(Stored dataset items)
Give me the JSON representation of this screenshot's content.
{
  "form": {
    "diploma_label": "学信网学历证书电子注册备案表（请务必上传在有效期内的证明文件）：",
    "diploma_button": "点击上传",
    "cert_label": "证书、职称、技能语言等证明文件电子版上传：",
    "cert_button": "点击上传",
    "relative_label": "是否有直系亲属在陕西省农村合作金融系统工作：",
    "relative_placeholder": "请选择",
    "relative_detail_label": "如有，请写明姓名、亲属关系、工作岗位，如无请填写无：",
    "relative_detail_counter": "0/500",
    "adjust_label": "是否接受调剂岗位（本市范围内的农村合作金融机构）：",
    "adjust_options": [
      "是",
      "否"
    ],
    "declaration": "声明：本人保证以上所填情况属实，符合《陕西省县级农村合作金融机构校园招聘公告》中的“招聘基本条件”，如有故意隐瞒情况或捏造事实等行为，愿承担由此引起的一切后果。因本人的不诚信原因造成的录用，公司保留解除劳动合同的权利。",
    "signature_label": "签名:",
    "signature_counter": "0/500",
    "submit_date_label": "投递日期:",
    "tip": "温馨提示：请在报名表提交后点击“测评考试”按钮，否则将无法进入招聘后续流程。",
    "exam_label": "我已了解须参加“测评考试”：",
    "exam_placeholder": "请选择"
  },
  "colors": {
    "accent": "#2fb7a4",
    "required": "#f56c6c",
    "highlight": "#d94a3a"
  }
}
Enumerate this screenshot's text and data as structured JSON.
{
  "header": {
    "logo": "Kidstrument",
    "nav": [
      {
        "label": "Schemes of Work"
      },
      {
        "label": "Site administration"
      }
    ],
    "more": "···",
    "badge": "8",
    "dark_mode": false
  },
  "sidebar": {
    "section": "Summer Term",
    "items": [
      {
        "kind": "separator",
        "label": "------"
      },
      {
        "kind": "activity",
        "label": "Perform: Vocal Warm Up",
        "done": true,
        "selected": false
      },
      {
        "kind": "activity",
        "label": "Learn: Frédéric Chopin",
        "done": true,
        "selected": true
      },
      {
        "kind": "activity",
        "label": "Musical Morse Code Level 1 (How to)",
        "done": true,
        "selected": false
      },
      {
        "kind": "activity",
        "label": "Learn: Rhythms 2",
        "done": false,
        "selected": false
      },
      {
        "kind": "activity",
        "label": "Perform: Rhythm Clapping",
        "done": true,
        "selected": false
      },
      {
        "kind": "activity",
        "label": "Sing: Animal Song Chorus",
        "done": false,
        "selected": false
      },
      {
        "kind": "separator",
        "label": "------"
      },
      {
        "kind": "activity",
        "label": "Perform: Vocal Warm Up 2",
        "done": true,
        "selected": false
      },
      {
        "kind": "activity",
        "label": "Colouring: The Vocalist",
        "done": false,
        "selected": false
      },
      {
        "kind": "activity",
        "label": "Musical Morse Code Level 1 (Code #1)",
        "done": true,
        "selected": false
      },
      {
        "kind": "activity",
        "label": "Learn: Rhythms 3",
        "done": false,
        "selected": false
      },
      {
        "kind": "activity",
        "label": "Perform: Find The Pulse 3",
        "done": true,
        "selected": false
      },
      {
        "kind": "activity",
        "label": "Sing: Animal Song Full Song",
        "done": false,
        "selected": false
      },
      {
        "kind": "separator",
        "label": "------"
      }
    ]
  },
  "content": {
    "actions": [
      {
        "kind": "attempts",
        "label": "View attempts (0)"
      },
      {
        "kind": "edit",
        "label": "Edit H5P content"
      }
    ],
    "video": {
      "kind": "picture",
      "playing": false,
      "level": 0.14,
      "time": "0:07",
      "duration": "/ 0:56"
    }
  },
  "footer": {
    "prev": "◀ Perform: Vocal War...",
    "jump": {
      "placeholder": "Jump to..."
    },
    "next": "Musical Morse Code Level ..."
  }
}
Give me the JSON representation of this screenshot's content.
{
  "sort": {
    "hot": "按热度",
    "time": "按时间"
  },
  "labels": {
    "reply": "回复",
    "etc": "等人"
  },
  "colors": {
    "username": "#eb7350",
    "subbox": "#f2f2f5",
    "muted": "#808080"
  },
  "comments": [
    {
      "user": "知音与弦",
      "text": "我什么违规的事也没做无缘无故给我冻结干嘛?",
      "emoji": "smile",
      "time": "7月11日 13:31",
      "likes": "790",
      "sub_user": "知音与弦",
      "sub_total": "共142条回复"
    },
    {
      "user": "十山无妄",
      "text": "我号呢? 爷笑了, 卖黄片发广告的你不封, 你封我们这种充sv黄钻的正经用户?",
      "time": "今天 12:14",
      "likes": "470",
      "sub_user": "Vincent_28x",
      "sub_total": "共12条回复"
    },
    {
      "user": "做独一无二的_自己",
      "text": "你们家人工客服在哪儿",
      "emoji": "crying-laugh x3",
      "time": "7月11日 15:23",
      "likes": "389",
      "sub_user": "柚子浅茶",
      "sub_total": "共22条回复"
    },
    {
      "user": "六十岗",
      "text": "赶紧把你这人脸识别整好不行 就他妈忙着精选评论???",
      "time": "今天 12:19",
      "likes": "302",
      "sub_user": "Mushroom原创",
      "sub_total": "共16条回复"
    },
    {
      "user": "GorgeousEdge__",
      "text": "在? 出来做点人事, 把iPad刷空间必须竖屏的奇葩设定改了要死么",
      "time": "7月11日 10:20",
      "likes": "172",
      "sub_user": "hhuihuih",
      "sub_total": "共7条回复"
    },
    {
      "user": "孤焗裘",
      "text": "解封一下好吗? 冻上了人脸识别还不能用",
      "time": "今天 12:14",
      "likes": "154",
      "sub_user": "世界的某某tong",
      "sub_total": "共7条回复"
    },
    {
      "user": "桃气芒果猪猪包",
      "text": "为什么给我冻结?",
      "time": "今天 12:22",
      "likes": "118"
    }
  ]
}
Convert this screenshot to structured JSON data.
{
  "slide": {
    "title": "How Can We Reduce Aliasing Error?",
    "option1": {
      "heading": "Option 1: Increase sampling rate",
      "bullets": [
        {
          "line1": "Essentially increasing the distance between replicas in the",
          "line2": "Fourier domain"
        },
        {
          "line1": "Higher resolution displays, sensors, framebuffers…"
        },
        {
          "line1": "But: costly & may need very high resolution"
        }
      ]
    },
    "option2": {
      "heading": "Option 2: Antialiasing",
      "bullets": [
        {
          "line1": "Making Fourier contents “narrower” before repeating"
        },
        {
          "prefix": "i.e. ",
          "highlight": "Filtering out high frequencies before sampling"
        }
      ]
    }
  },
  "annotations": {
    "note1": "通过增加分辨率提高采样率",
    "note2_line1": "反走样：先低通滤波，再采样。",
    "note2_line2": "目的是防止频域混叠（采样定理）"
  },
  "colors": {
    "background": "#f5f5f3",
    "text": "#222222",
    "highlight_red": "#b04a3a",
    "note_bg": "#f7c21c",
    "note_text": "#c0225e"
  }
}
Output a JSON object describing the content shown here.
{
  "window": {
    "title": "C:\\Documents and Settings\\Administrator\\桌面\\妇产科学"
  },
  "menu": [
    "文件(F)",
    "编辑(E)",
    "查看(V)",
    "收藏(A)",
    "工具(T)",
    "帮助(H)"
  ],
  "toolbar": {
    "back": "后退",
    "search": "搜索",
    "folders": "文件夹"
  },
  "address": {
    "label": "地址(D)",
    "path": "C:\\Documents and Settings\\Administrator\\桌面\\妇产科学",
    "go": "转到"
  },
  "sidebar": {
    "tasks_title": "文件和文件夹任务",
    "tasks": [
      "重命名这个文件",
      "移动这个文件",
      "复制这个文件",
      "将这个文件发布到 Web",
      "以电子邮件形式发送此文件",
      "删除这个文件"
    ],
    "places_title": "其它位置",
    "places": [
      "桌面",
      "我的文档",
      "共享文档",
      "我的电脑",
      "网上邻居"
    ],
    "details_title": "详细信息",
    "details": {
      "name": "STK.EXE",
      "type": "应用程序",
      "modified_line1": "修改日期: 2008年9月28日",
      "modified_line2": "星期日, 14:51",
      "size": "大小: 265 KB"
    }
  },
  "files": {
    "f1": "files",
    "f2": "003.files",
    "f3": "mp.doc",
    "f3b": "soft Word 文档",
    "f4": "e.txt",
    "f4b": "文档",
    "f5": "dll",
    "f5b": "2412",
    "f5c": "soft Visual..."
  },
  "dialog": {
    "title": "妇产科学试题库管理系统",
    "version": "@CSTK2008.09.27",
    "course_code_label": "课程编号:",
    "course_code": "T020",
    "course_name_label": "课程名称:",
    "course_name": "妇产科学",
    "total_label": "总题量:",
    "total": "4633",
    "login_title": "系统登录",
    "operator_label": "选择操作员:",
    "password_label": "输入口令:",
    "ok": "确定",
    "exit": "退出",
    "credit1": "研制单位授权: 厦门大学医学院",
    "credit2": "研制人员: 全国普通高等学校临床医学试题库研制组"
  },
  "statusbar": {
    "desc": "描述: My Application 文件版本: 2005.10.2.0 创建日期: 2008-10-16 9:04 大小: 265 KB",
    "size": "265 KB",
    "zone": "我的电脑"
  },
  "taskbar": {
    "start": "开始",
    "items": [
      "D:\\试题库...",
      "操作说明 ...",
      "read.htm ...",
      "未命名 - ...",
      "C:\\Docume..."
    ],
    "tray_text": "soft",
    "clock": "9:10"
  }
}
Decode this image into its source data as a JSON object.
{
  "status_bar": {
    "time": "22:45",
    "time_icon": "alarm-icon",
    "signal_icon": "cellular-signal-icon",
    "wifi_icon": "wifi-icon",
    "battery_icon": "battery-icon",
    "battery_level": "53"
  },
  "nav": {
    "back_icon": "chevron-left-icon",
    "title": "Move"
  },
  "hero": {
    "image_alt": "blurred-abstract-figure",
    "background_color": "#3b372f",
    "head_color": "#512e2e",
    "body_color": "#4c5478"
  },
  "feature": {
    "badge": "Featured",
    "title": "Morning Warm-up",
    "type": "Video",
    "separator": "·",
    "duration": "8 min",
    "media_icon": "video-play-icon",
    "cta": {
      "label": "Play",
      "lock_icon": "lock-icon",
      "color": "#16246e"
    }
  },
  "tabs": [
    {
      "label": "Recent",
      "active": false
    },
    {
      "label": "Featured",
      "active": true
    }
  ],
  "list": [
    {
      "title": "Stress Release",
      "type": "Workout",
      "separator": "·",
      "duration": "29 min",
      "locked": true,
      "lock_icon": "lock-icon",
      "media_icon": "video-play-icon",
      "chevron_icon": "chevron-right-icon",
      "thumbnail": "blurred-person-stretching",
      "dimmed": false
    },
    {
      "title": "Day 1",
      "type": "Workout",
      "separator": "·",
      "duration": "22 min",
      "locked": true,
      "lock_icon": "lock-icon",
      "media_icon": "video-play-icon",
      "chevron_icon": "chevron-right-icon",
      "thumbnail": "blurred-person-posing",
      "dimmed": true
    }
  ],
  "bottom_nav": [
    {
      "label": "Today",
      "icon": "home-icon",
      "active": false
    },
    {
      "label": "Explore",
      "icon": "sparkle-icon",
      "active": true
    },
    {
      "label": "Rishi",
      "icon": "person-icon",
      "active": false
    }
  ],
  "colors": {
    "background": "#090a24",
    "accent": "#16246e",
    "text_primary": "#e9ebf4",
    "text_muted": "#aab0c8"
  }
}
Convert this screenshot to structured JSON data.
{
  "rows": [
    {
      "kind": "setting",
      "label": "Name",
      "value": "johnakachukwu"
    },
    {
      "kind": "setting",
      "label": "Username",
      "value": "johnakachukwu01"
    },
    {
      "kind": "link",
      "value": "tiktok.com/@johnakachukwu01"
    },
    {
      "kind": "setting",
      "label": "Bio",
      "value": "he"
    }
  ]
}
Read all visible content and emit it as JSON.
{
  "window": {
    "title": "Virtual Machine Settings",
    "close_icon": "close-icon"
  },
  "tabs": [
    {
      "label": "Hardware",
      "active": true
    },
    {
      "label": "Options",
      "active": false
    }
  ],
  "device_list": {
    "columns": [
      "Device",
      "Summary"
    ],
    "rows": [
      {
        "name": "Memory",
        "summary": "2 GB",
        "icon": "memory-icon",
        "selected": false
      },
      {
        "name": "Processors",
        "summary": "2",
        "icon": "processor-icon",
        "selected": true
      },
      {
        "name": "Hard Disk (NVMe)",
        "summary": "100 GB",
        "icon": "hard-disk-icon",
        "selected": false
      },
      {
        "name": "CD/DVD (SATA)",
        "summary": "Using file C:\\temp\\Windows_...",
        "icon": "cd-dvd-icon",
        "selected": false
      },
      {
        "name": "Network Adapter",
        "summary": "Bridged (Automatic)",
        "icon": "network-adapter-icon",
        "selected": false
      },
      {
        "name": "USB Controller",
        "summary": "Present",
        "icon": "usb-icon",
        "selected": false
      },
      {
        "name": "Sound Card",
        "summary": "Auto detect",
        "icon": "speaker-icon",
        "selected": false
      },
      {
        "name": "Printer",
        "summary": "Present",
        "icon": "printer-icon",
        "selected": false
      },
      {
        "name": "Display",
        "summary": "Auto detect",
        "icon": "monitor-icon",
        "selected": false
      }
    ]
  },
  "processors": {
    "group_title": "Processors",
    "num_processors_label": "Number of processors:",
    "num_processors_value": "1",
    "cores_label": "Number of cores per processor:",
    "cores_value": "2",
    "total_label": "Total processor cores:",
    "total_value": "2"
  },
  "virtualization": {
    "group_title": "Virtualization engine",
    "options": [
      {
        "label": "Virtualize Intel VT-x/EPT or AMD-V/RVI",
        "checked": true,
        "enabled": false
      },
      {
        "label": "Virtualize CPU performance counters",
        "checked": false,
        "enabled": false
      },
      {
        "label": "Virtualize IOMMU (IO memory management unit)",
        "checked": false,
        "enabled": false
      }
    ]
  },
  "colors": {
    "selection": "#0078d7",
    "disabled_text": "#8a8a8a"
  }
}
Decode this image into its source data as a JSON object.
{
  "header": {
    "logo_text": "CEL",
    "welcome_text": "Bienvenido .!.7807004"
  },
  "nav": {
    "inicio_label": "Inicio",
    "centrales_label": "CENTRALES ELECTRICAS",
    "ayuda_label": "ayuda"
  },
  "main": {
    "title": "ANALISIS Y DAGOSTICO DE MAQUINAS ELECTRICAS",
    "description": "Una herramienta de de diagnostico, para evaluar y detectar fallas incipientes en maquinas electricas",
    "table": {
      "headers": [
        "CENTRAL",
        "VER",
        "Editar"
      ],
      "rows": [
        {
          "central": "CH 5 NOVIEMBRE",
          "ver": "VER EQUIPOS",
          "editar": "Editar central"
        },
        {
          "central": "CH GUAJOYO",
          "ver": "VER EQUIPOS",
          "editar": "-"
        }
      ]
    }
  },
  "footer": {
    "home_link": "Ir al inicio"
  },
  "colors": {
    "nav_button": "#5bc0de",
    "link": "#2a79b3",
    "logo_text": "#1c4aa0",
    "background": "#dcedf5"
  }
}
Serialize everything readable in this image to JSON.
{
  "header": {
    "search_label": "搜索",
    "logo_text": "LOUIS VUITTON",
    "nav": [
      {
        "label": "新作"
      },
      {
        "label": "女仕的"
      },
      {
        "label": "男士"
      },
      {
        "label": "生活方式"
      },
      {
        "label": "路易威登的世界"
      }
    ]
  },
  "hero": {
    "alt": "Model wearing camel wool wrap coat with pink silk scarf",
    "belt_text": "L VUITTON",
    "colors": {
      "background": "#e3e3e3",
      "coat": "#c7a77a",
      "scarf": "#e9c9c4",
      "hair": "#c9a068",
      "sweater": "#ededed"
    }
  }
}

To do:
List every line above that holds the word "Morse".

Task response:
        "label": "Musical Morse Code Level 1 (How to)",
        "label": "Musical Morse Code Level 1 (Code #1)",
    "next": "Musical Morse Code Level ..."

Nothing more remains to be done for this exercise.